──────── Provided entries

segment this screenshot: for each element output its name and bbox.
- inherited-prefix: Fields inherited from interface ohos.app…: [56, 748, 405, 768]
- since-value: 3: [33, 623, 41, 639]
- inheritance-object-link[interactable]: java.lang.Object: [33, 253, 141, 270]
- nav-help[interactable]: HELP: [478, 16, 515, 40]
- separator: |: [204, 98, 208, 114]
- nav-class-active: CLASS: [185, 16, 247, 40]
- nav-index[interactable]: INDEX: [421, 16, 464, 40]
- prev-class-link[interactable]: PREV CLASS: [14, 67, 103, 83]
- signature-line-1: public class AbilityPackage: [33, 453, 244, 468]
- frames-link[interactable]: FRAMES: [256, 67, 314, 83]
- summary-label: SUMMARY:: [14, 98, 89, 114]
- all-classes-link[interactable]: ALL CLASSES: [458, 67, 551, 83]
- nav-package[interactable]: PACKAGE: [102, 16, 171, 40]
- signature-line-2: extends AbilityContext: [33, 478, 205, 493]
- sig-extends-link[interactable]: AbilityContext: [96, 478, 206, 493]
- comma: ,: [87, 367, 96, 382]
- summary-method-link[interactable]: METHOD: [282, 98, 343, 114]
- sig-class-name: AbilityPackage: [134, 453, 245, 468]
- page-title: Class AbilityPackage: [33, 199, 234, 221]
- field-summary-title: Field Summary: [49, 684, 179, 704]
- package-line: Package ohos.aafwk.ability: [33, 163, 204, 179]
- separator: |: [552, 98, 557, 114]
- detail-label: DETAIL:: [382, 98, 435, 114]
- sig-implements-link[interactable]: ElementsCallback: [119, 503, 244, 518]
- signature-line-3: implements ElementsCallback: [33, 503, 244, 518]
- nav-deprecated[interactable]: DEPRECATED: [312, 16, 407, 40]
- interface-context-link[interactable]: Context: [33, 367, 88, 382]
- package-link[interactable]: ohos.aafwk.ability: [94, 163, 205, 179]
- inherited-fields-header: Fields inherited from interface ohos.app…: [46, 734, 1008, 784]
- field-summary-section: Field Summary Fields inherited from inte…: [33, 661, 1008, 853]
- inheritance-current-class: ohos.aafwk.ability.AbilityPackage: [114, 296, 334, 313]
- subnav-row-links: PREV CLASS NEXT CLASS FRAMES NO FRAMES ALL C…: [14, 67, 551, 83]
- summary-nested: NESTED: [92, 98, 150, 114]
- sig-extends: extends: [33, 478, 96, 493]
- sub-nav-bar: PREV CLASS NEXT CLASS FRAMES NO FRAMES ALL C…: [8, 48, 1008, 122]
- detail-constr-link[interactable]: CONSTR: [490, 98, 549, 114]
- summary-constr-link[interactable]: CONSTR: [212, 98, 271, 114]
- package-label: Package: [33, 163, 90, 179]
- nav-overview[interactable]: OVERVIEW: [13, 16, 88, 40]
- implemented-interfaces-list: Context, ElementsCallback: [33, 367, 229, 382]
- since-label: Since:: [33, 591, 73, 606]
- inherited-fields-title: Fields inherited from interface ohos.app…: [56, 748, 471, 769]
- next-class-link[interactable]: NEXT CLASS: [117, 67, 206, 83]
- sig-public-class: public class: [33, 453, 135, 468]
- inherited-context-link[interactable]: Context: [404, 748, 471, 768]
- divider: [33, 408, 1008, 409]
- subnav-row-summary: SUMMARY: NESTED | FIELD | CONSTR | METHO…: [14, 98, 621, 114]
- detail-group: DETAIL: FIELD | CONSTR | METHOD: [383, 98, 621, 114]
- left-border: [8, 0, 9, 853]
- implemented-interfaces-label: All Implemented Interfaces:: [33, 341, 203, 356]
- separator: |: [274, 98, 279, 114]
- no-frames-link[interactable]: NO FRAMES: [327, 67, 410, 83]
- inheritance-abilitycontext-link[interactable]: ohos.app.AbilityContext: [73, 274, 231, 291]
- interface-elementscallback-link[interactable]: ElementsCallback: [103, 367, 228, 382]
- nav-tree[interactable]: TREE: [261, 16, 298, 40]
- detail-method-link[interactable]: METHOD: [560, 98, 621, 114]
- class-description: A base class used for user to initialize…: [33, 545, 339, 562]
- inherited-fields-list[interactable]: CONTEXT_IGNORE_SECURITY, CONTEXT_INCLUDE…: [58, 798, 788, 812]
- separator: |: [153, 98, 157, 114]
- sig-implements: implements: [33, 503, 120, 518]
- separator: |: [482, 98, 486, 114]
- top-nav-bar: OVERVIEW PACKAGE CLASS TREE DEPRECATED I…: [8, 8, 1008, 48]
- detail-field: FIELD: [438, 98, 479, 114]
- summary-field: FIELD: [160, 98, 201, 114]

────────────────

# Task requirements:
Reproduce the data word for word, beginning at its first line and stopping after the line that contains "- nav-help[interactable]: HELP: [478, 16, 515, 40]".

# Task answer:
segment this screenshot: for each element output its name and bbox.
- inherited-prefix: Fields inherited from interface ohos.app…: [56, 748, 405, 768]
- since-value: 3: [33, 623, 41, 639]
- inheritance-object-link[interactable]: java.lang.Object: [33, 253, 141, 270]
- nav-help[interactable]: HELP: [478, 16, 515, 40]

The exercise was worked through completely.